▸ Testo del documento:
Sebbene le quotazioni abbiano successivamente ridimensionato parte dei guadagni iniziali, il messaggio inviato dal mercato rimane molto forte: gli investitori stanno attribuendo a SpaceX un ruolo sempre più centrale nella nuova economia dell'intelligenza artificiale.

L'acquisizione di Cursor cambia la percezione del gruppo

A rafforzare ulteriormente questa narrativa è arrivata la notizia dell'acquisizione di Cursor, una delle startup più promettenti nel settore della programmazione assistita dall'intelligenza artificiale.

L'operazione, valutata circa 60 miliardi di dollari in azioni, rappresenta un passaggio strategico molto importante. Cursor è infatti diventata in pochi anni uno dei principali protagonisti del fenomeno del cosiddetto "vibe coding", ovvero lo sviluppo software assistito da modelli di intelligenza artificiale in grado di scrivere, correggere e ottimizzare il codice partendo da semplici istruzioni in linguaggio naturale.

La società aveva già siglato una partnership con SpaceX ad aprile, accompagnata da un'opzione di acquisto che ora è stata esercitata.

Musk vuole recuperare terreno nella corsa all'AI

L'operazione evidenzia anche un'altra realtà: Elon Musk è perfettamente consapevole che la battaglia dell'intelligenza artificiale si giocherà non solo sui modelli linguistici ma anche sugli strumenti che permettono agli sviluppatori di creare software in modo sempre più rapido ed efficiente.

Lo stesso Musk ha riconosciuto che xAI è ancora in ritardo rispetto a concorrenti come OpenAI e Anthropic in alcuni segmenti strategici, in particolare negli strumenti dedicati allo sviluppo software.

Non a caso negli ultimi mesi SpaceX e xAI avevano già iniziato a reclutare ingegneri provenienti proprio da Cursor.

L'acquisizione permette quindi di accelerare drasticamente questo percorso, incorporando una delle piattaforme più apprezzate dagli sviluppatori.

Il mercato continua a comprare una visione del futuro

La reazione degli investitori conferma che il mercato non sta valutando SpaceX come una semplice azienda spaziale.

Sempre più operatori vedono il gruppo come una piattaforma che integra:

  • infrastrutture spaziali;

  • connettività satellitare;

  • difesa;

  • intelligenza artificiale;

  • software avanzato;

  • servizi tecnologici globali.

È questa combinazione che sta alimentando valutazioni che fino a pochi mesi fa sarebbero sembrate impensabili.

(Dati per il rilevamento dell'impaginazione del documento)
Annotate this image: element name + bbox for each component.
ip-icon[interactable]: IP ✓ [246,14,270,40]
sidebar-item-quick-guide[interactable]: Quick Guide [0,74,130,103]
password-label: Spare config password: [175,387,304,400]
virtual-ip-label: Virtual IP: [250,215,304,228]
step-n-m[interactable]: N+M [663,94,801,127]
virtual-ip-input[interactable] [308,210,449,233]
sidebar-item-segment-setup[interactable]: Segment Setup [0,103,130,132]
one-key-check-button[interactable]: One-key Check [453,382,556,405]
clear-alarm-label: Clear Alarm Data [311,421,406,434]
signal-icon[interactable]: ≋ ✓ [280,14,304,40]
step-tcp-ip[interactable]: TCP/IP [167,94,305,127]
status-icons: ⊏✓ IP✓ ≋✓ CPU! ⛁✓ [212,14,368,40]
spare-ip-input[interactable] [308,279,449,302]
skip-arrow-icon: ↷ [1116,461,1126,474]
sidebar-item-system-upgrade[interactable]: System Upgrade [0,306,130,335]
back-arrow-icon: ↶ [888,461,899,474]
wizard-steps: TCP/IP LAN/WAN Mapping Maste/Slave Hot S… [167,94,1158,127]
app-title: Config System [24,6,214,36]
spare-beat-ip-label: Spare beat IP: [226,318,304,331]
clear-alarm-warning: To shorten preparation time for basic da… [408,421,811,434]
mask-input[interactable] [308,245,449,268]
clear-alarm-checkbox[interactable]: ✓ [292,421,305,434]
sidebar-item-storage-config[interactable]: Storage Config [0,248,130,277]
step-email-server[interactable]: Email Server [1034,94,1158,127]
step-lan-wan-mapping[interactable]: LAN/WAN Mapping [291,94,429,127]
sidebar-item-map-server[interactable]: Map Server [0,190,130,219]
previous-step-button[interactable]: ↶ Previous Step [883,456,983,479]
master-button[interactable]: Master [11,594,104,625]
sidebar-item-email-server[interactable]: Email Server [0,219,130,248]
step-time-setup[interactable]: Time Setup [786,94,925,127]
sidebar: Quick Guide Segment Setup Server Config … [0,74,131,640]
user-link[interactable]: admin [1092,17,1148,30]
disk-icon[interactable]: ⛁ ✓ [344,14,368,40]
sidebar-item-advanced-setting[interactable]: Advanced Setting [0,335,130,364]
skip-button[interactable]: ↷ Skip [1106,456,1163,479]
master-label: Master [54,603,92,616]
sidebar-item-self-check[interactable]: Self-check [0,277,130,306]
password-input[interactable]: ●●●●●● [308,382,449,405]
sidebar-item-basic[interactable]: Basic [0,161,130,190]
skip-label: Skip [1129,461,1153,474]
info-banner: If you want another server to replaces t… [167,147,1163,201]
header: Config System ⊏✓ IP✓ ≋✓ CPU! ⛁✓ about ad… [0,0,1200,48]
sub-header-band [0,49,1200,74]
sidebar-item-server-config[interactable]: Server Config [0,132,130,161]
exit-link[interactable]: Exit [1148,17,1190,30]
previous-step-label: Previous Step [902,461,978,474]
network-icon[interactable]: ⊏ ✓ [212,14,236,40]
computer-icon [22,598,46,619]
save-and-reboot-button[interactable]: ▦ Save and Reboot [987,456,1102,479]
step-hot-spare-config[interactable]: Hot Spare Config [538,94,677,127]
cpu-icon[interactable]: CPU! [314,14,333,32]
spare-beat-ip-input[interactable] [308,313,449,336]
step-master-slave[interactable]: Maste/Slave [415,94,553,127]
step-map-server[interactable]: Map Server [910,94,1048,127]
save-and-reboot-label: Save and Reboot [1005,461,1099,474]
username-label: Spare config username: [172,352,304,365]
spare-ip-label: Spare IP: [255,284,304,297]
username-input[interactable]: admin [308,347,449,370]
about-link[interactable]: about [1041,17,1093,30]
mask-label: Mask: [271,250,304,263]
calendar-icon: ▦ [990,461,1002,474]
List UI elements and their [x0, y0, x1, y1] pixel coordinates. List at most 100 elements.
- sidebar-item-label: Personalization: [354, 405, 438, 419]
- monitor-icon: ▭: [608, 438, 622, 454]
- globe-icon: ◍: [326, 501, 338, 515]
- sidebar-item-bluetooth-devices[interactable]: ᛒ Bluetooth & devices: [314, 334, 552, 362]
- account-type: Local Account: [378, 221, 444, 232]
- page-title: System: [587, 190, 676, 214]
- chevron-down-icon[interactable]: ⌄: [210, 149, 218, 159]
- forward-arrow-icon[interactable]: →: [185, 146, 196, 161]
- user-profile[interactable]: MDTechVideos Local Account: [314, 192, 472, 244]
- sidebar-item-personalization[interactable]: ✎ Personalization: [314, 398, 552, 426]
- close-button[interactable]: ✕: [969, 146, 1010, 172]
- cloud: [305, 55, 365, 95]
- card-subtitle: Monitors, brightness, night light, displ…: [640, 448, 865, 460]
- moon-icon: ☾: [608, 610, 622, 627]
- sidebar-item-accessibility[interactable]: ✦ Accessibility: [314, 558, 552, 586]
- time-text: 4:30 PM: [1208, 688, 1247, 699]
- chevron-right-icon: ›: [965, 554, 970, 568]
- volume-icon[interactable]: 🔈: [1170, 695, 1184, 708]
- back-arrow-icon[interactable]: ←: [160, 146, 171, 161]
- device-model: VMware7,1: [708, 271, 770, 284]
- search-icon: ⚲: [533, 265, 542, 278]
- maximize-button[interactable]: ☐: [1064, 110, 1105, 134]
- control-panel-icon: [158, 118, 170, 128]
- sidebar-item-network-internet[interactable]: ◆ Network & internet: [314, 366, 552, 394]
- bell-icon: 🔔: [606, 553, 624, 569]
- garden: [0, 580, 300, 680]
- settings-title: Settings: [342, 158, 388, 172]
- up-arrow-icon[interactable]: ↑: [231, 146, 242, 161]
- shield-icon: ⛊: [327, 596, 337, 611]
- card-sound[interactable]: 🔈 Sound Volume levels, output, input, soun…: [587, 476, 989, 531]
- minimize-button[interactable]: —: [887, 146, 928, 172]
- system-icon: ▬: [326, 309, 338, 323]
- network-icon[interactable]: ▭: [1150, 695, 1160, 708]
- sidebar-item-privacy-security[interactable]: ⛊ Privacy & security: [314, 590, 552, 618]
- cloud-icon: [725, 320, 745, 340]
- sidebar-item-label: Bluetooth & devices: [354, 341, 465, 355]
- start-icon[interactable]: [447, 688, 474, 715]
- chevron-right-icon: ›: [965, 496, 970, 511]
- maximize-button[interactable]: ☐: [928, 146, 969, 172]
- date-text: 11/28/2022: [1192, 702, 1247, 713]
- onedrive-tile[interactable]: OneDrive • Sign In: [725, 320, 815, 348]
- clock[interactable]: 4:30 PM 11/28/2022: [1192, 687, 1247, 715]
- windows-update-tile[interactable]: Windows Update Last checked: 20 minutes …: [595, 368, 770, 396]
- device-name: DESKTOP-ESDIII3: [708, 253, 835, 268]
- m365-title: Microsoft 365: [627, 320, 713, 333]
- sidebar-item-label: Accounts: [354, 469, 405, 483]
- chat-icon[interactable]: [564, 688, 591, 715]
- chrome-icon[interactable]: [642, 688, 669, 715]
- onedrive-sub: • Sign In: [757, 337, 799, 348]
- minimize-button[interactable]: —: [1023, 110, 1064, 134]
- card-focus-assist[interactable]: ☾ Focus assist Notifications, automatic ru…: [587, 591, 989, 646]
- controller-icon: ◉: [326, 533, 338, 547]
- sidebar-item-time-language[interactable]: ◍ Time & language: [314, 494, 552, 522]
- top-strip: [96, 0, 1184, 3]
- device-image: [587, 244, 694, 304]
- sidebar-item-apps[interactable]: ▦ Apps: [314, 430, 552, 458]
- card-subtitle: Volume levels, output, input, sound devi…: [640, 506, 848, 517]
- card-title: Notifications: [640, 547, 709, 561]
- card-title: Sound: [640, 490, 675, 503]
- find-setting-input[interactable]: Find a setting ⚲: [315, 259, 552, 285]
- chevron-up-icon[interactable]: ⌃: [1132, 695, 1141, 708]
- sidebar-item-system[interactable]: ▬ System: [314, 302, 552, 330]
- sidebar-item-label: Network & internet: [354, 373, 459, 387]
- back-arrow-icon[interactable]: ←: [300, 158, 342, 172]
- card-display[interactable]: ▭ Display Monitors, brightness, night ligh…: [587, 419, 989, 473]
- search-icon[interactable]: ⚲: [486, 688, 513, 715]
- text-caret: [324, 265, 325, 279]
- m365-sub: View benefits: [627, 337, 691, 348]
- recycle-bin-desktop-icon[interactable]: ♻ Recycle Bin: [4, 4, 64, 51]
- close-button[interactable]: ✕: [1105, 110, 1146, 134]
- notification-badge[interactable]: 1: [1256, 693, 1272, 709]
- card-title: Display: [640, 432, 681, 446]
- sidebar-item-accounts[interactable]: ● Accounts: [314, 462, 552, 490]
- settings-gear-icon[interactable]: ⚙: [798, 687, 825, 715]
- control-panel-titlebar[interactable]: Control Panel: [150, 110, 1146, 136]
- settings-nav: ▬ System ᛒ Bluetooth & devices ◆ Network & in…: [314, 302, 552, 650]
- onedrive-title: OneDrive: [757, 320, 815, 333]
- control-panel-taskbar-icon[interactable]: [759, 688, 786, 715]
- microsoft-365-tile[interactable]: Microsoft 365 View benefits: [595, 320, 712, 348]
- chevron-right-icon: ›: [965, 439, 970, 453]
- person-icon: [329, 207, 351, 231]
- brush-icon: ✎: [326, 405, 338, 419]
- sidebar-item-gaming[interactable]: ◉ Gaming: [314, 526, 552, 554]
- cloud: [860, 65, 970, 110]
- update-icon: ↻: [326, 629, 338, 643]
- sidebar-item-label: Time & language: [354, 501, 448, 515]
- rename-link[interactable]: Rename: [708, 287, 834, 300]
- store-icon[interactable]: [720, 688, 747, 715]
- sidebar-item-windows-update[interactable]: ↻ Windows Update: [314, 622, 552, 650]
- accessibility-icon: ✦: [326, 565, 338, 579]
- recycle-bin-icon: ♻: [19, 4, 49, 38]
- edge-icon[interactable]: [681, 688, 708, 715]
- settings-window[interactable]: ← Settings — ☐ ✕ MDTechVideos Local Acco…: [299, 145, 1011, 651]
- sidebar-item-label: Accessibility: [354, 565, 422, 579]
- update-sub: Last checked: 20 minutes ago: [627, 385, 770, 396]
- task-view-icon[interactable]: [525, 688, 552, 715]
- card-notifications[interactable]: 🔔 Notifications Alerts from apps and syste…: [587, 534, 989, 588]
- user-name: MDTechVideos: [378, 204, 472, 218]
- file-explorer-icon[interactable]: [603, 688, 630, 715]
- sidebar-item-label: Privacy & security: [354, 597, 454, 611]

▸ Lavoro richiesto:
1) Rispondi alle seguenti domande sul testo su SpaceX e Cursor.
(a) A quanto è stata valutata l'operazione di acquisizione di Cursor?
(b) In quale mese Cursor aveva siglato una partnership con SpaceX?
(c) Rispetto a quali concorrenti Musk ha riconosciuto che xAI è ancora in ritardo?
2) Traduci in inglese questa frase del testo su SpaceX e Cursor: "Non a caso negli ultimi mesi SpaceX e xAI avevano già iniziato a reclutare ingegneri provenienti proprio da Cursor."
3) Prosegui il testo su SpaceX e Cursor partendo dopo la sua ultima frase.

▸ Risposte agli esercizi:
1)
(a) Circa 60 miliardi di dollari in azioni.
(b) Ad aprile.
(c) OpenAI e Anthropic.

2) It is no coincidence that in recent months SpaceX and xAI had already begun recruiting engineers from Cursor itself.

3)
Le prese di beneficio e la volatilità non mancheranno, soprattutto dopo il rally straordinario delle prime sedute di contrattazione.

Tuttavia, il messaggio che arriva da Wall Street è chiaro: il mercato ritiene che SpaceX possa diventare uno dei principali protagonisti della prossima fase della rivoluzione tecnologica.

E ogni nuova mossa di Musk sembra andare esattamente in quella direzione.

ARK apre agli investitori europei l'accesso a SpaceX attraverso i suoi ETF

L'ingresso di SpaceX nei portafogli degli ETF UCITS di ARK Invest rappresenta un passaggio importante non solo per la società di Elon Musk, ma anche per il mercato europeo degli investimenti tematici.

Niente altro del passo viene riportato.